++++ Exercise input
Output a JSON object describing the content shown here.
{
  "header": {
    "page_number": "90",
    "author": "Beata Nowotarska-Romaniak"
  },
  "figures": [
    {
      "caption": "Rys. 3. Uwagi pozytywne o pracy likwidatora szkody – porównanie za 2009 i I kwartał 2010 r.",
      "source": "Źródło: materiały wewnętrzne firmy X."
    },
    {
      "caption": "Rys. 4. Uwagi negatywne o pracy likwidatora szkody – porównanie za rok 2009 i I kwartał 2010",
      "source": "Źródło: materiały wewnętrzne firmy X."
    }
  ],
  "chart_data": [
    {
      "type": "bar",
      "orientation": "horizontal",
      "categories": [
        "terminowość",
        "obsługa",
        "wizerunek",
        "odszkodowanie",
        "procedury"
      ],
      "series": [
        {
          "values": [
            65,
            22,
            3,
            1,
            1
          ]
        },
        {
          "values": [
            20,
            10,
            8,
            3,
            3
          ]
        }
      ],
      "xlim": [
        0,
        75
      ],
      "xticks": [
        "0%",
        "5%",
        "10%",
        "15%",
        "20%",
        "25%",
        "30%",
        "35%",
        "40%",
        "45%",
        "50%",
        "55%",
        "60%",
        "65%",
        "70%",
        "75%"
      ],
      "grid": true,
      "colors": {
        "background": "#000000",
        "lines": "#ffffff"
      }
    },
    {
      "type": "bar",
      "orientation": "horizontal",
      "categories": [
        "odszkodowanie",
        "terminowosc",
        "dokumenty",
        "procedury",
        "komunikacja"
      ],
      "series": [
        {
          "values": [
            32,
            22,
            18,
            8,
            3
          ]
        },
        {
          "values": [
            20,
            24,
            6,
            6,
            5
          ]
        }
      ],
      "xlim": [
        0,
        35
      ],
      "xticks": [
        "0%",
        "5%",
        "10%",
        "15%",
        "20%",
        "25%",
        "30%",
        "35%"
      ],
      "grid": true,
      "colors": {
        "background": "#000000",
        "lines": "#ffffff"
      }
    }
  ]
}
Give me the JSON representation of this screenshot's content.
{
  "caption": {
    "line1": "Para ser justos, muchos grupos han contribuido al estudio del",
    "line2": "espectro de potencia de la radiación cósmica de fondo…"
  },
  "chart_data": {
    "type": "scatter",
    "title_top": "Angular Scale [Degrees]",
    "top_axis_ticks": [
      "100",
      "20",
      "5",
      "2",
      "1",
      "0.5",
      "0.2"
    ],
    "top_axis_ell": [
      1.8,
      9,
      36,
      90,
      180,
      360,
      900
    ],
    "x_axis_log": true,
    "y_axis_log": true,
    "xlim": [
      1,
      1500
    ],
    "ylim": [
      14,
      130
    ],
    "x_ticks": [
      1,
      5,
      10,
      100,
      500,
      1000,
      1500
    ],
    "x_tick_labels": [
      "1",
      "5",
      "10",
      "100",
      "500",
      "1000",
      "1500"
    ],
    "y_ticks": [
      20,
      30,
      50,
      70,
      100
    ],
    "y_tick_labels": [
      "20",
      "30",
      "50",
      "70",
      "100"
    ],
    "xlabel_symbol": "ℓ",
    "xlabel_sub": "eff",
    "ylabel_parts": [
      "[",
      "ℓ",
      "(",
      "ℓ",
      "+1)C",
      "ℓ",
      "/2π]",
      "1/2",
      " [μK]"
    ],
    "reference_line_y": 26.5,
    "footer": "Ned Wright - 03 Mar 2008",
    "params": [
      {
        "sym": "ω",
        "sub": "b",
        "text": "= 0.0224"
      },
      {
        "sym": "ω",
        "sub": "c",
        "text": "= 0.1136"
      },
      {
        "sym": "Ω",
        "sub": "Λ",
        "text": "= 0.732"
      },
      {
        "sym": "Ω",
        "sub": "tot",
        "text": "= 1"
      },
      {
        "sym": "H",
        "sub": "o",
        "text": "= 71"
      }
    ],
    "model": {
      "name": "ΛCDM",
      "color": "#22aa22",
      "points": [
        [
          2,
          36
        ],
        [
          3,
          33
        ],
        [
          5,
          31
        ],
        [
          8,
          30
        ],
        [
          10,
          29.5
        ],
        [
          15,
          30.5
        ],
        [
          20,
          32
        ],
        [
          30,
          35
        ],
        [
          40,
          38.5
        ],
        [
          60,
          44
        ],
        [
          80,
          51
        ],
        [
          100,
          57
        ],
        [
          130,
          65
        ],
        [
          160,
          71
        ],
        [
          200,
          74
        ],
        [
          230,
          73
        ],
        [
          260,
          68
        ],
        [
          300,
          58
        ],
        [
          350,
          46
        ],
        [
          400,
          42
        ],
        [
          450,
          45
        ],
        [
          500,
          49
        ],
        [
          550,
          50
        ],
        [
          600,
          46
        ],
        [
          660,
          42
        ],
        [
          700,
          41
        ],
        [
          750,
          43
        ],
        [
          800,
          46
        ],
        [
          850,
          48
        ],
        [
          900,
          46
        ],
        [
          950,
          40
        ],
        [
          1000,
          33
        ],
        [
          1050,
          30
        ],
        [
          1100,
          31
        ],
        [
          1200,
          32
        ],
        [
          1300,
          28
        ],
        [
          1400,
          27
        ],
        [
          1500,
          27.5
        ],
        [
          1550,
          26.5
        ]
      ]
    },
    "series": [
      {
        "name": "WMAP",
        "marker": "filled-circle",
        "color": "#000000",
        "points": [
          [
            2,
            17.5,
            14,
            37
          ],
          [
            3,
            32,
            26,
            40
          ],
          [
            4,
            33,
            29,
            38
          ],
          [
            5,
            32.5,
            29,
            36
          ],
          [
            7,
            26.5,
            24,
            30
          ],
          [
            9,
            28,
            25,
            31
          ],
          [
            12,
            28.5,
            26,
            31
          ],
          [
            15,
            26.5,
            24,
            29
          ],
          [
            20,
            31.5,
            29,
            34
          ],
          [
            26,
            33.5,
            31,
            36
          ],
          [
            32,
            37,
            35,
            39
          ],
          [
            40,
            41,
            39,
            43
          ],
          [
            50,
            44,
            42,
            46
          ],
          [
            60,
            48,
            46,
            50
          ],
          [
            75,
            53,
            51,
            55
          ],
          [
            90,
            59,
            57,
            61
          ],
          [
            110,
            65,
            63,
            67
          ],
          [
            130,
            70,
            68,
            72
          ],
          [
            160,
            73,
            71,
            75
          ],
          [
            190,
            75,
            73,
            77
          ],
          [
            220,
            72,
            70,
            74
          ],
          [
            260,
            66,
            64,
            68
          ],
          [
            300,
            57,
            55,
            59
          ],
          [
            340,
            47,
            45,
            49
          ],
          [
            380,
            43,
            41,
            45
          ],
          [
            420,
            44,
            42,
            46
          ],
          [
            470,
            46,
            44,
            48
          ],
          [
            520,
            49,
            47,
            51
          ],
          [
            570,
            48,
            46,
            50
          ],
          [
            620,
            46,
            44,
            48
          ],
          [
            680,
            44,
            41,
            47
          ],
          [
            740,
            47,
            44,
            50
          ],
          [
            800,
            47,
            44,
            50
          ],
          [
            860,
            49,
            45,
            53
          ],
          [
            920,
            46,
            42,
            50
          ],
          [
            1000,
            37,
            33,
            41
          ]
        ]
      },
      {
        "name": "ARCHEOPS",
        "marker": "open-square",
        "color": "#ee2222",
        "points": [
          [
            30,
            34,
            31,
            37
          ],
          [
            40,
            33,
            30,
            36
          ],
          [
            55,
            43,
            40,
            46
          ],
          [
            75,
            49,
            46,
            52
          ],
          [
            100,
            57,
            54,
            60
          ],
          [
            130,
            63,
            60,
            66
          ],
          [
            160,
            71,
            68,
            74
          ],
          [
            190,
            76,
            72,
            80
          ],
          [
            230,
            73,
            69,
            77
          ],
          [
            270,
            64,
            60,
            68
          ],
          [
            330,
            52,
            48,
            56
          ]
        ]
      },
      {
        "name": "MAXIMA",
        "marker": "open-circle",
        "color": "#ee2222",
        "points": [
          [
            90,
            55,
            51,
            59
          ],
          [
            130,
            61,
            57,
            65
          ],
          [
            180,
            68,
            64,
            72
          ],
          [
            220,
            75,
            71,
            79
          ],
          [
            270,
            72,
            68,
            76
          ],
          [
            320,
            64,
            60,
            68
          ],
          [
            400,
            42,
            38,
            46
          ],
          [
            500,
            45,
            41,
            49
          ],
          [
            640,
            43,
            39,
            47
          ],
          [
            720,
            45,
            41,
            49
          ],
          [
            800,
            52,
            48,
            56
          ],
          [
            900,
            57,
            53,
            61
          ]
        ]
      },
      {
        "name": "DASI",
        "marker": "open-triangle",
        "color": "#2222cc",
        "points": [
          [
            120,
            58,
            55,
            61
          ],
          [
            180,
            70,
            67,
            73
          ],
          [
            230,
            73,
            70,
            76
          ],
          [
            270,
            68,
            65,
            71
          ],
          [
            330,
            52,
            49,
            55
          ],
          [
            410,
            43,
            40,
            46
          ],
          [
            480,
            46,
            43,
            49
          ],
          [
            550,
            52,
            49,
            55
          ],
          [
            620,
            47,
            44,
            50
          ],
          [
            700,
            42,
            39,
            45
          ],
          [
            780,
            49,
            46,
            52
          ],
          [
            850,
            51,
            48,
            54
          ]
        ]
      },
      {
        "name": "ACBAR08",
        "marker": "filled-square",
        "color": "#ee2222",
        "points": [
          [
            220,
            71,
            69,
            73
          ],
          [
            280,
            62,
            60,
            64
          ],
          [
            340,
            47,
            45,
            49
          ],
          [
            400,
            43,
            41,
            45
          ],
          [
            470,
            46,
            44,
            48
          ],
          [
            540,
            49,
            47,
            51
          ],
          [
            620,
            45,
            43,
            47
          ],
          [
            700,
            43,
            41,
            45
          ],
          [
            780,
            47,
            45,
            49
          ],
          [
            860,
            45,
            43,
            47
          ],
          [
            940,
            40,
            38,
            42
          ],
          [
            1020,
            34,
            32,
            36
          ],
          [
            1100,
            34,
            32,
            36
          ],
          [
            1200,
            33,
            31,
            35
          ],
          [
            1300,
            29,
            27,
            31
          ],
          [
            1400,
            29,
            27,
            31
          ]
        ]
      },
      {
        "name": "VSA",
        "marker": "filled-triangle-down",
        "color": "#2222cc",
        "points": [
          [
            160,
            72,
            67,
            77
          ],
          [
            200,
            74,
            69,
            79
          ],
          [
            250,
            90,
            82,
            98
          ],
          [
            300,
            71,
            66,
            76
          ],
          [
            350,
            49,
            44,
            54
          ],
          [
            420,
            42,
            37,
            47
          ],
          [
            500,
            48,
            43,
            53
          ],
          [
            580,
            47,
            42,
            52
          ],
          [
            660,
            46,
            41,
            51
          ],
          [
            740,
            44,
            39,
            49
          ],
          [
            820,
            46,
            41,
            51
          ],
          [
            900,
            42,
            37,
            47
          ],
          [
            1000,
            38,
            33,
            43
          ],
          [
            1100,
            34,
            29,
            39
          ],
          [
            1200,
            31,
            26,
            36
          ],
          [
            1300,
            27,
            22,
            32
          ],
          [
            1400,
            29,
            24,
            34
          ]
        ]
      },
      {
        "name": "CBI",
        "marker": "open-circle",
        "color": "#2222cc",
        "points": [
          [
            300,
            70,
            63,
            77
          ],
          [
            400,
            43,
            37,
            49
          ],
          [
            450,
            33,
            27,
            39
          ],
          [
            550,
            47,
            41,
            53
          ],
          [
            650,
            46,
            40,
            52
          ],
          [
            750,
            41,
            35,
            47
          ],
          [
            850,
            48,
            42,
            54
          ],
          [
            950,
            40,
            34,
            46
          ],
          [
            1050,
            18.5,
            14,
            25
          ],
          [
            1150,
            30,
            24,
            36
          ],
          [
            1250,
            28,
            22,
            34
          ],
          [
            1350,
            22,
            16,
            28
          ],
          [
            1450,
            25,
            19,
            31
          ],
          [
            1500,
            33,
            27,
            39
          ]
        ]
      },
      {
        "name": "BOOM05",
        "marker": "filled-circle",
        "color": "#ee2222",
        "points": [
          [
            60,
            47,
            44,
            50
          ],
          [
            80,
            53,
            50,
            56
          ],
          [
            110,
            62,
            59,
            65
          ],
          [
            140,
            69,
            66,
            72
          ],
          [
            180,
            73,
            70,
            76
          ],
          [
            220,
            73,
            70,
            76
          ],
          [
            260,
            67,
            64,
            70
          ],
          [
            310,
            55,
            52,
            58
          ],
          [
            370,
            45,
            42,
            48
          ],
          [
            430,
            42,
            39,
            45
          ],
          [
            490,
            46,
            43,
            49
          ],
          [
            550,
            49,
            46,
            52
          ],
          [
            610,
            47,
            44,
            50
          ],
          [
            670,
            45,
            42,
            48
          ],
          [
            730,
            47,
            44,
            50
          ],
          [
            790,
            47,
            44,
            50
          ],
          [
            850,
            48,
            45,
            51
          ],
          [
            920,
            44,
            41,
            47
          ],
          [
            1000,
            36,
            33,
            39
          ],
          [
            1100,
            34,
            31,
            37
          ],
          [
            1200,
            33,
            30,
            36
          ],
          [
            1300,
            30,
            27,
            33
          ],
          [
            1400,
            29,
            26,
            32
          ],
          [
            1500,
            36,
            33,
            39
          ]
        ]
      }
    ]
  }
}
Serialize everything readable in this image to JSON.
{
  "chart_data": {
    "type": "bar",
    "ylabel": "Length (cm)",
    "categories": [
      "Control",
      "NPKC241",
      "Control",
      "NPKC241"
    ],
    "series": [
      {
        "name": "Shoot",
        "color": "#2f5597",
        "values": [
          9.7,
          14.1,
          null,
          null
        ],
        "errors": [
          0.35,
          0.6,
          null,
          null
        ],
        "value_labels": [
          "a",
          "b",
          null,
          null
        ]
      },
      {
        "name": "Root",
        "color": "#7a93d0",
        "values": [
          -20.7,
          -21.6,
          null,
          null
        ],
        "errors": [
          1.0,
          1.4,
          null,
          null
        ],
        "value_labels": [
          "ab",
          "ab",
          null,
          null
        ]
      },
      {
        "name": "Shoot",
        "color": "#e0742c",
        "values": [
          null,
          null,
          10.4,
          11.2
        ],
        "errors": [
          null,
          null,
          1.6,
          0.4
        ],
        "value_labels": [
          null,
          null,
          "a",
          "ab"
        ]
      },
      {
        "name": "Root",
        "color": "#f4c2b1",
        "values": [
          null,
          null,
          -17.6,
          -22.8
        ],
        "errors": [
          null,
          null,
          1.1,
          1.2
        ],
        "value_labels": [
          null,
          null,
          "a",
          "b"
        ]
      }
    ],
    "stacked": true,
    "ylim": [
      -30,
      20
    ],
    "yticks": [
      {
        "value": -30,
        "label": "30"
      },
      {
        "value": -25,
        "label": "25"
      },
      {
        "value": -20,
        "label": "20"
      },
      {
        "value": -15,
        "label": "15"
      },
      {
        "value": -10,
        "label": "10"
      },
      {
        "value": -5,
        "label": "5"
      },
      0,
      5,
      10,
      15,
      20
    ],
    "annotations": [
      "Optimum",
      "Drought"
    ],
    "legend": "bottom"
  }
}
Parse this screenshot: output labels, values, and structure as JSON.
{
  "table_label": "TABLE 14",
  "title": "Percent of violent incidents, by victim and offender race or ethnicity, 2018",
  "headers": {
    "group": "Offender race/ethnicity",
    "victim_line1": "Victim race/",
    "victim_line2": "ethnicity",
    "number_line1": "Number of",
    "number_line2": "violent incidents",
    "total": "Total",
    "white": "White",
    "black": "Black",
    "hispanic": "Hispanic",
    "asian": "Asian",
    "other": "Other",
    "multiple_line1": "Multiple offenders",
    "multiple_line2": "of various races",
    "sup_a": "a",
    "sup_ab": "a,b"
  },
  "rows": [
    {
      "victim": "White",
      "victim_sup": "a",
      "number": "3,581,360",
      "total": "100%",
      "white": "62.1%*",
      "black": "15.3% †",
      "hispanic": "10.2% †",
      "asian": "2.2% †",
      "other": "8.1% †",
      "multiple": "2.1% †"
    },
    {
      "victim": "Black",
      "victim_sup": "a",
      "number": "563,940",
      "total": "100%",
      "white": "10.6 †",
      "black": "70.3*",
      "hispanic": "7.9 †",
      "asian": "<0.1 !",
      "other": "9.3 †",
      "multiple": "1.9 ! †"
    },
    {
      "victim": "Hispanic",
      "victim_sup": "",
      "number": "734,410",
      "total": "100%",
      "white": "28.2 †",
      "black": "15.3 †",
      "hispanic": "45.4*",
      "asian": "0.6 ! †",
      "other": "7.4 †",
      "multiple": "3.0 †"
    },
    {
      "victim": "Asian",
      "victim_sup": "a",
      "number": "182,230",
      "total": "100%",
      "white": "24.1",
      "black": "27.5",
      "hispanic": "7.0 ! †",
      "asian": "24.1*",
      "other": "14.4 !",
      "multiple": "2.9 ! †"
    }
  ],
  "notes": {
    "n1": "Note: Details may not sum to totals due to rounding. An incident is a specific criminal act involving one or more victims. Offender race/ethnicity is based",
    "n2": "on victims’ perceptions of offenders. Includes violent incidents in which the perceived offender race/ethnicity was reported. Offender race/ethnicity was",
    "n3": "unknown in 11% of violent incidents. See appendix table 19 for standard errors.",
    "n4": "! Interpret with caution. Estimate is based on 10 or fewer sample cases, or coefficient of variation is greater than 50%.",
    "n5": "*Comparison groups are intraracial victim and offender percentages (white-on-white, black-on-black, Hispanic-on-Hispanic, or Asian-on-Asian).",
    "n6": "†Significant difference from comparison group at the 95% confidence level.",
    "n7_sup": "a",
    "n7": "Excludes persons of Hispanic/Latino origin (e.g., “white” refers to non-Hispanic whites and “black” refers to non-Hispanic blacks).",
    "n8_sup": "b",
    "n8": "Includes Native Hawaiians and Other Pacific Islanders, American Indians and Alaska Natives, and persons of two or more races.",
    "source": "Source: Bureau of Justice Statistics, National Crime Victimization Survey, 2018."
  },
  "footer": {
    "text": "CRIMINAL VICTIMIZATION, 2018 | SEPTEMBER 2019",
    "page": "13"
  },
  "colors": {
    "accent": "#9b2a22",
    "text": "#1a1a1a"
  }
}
++++++++
### Your task
Copy out all lines from the material above that contain the string "filled".

### Solution for this exercise
        "marker": "filled-circle",
        "marker": "filled-square",
        "marker": "filled-triangle-down",
        "marker": "filled-circle",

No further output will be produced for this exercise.